▶ _Work to complete_: Where the data below has the string "triangle", return the whole line.
● ● ● ●
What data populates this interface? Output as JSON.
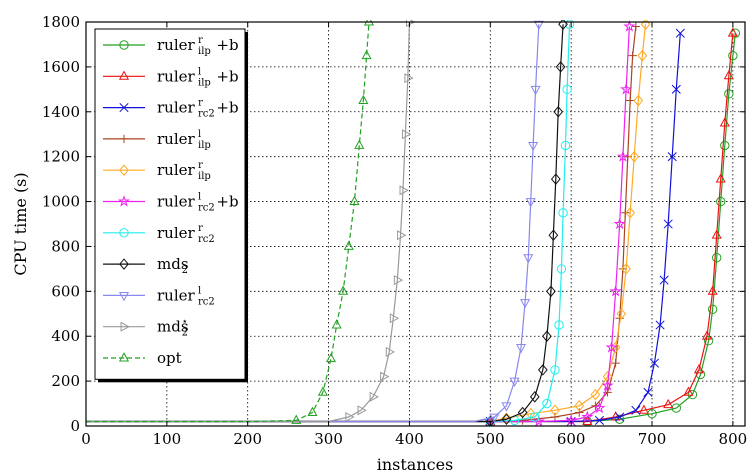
{
  "chart_data": {
    "type": "line",
    "title": "",
    "xlabel": "instances",
    "ylabel": "CPU time (s)",
    "xlim": [
      0,
      815
    ],
    "ylim": [
      0,
      1800
    ],
    "xticks": [
      0,
      100,
      200,
      300,
      400,
      500,
      600,
      700,
      800
    ],
    "yticks": [
      0,
      200,
      400,
      600,
      800,
      1000,
      1200,
      1400,
      1600,
      1800
    ],
    "grid": true,
    "legend_position": "top-left",
    "series": [
      {
        "base": "ruler",
        "sup": "r",
        "sub": "ilp",
        "suffix": "+b",
        "color": "#22a022",
        "marker": "circle",
        "dashed": false,
        "points": [
          [
            0,
            20
          ],
          [
            100,
            20
          ],
          [
            200,
            20
          ],
          [
            500,
            20
          ],
          [
            620,
            20
          ],
          [
            660,
            30
          ],
          [
            700,
            55
          ],
          [
            730,
            80
          ],
          [
            750,
            140
          ],
          [
            760,
            230
          ],
          [
            770,
            380
          ],
          [
            775,
            520
          ],
          [
            780,
            750
          ],
          [
            785,
            1000
          ],
          [
            790,
            1250
          ],
          [
            795,
            1480
          ],
          [
            800,
            1650
          ],
          [
            803,
            1750
          ]
        ]
      },
      {
        "base": "ruler",
        "sup": "l",
        "sub": "ilp",
        "suffix": "+b",
        "color": "#ee1111",
        "marker": "triangle-up",
        "dashed": false,
        "points": [
          [
            0,
            20
          ],
          [
            100,
            20
          ],
          [
            200,
            20
          ],
          [
            500,
            20
          ],
          [
            620,
            20
          ],
          [
            655,
            40
          ],
          [
            690,
            70
          ],
          [
            720,
            95
          ],
          [
            745,
            150
          ],
          [
            758,
            250
          ],
          [
            768,
            400
          ],
          [
            775,
            600
          ],
          [
            780,
            850
          ],
          [
            785,
            1100
          ],
          [
            790,
            1350
          ],
          [
            795,
            1560
          ],
          [
            800,
            1750
          ]
        ]
      },
      {
        "base": "ruler",
        "sup": "r",
        "sub": "rc2",
        "suffix": "+b",
        "color": "#1111dd",
        "marker": "x",
        "dashed": false,
        "points": [
          [
            0,
            20
          ],
          [
            100,
            20
          ],
          [
            200,
            20
          ],
          [
            500,
            20
          ],
          [
            600,
            20
          ],
          [
            635,
            25
          ],
          [
            660,
            40
          ],
          [
            680,
            70
          ],
          [
            695,
            150
          ],
          [
            703,
            280
          ],
          [
            710,
            450
          ],
          [
            715,
            650
          ],
          [
            720,
            900
          ],
          [
            725,
            1200
          ],
          [
            730,
            1500
          ],
          [
            735,
            1750
          ]
        ]
      },
      {
        "base": "ruler",
        "sup": "l",
        "sub": "ilp",
        "suffix": "",
        "color": "#aa4422",
        "marker": "plus",
        "dashed": false,
        "points": [
          [
            0,
            20
          ],
          [
            300,
            20
          ],
          [
            500,
            20
          ],
          [
            540,
            25
          ],
          [
            580,
            40
          ],
          [
            610,
            60
          ],
          [
            630,
            90
          ],
          [
            645,
            150
          ],
          [
            655,
            280
          ],
          [
            660,
            480
          ],
          [
            664,
            700
          ],
          [
            667,
            950
          ],
          [
            670,
            1200
          ],
          [
            673,
            1450
          ],
          [
            676,
            1650
          ],
          [
            680,
            1780
          ]
        ]
      },
      {
        "base": "ruler",
        "sup": "r",
        "sub": "ilp",
        "suffix": "",
        "color": "#ffaa22",
        "marker": "diamond",
        "dashed": false,
        "points": [
          [
            0,
            20
          ],
          [
            300,
            20
          ],
          [
            500,
            20
          ],
          [
            520,
            35
          ],
          [
            550,
            55
          ],
          [
            580,
            70
          ],
          [
            610,
            90
          ],
          [
            630,
            140
          ],
          [
            645,
            220
          ],
          [
            655,
            350
          ],
          [
            662,
            500
          ],
          [
            668,
            700
          ],
          [
            673,
            950
          ],
          [
            678,
            1200
          ],
          [
            683,
            1450
          ],
          [
            688,
            1650
          ],
          [
            692,
            1790
          ]
        ]
      },
      {
        "base": "ruler",
        "sup": "l",
        "sub": "rc2",
        "suffix": "+b",
        "color": "#ee22ee",
        "marker": "star",
        "dashed": false,
        "points": [
          [
            0,
            20
          ],
          [
            300,
            20
          ],
          [
            500,
            20
          ],
          [
            560,
            20
          ],
          [
            600,
            25
          ],
          [
            620,
            40
          ],
          [
            635,
            80
          ],
          [
            645,
            180
          ],
          [
            650,
            350
          ],
          [
            655,
            600
          ],
          [
            660,
            900
          ],
          [
            664,
            1200
          ],
          [
            668,
            1500
          ],
          [
            672,
            1780
          ]
        ]
      },
      {
        "base": "ruler",
        "sup": "r",
        "sub": "rc2",
        "suffix": "",
        "color": "#22eeee",
        "marker": "circle",
        "dashed": false,
        "points": [
          [
            0,
            20
          ],
          [
            300,
            20
          ],
          [
            500,
            20
          ],
          [
            530,
            25
          ],
          [
            555,
            40
          ],
          [
            570,
            100
          ],
          [
            580,
            250
          ],
          [
            585,
            450
          ],
          [
            588,
            700
          ],
          [
            590,
            950
          ],
          [
            593,
            1250
          ],
          [
            595,
            1500
          ],
          [
            598,
            1790
          ]
        ]
      },
      {
        "base": "mds",
        "sup": "",
        "sub": "2",
        "suffix": "",
        "color": "#111111",
        "marker": "diamond",
        "dashed": false,
        "points": [
          [
            0,
            20
          ],
          [
            300,
            20
          ],
          [
            500,
            20
          ],
          [
            520,
            30
          ],
          [
            540,
            60
          ],
          [
            555,
            130
          ],
          [
            565,
            250
          ],
          [
            570,
            400
          ],
          [
            575,
            600
          ],
          [
            578,
            850
          ],
          [
            581,
            1100
          ],
          [
            584,
            1400
          ],
          [
            587,
            1600
          ],
          [
            590,
            1790
          ]
        ]
      },
      {
        "base": "ruler",
        "sup": "l",
        "sub": "rc2",
        "suffix": "",
        "color": "#8888ee",
        "marker": "triangle-down",
        "dashed": false,
        "points": [
          [
            0,
            20
          ],
          [
            300,
            20
          ],
          [
            480,
            20
          ],
          [
            505,
            40
          ],
          [
            520,
            90
          ],
          [
            530,
            200
          ],
          [
            538,
            350
          ],
          [
            543,
            550
          ],
          [
            547,
            750
          ],
          [
            550,
            1000
          ],
          [
            553,
            1250
          ],
          [
            556,
            1500
          ],
          [
            560,
            1790
          ]
        ]
      },
      {
        "base": "mds",
        "sup": "⋆",
        "sub": "2",
        "suffix": "",
        "color": "#999999",
        "marker": "triangle-right",
        "dashed": false,
        "points": [
          [
            0,
            20
          ],
          [
            200,
            20
          ],
          [
            300,
            20
          ],
          [
            325,
            40
          ],
          [
            340,
            70
          ],
          [
            355,
            130
          ],
          [
            368,
            220
          ],
          [
            375,
            330
          ],
          [
            380,
            480
          ],
          [
            385,
            650
          ],
          [
            389,
            850
          ],
          [
            392,
            1050
          ],
          [
            395,
            1300
          ],
          [
            398,
            1550
          ],
          [
            400,
            1800
          ]
        ]
      },
      {
        "base": "opt",
        "sup": "",
        "sub": "",
        "suffix": "",
        "color": "#22a022",
        "marker": "triangle-up",
        "dashed": true,
        "points": [
          [
            0,
            20
          ],
          [
            200,
            20
          ],
          [
            260,
            25
          ],
          [
            280,
            60
          ],
          [
            293,
            150
          ],
          [
            303,
            300
          ],
          [
            310,
            450
          ],
          [
            318,
            600
          ],
          [
            325,
            800
          ],
          [
            332,
            1000
          ],
          [
            338,
            1250
          ],
          [
            343,
            1450
          ],
          [
            347,
            1650
          ],
          [
            350,
            1800
          ]
        ]
      }
    ]
  }
}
● ● ● ●
▶ _Solution_:
        "marker": "triangle-up",
        "marker": "triangle-down",
        "marker": "triangle-right",
        "marker": "triangle-up",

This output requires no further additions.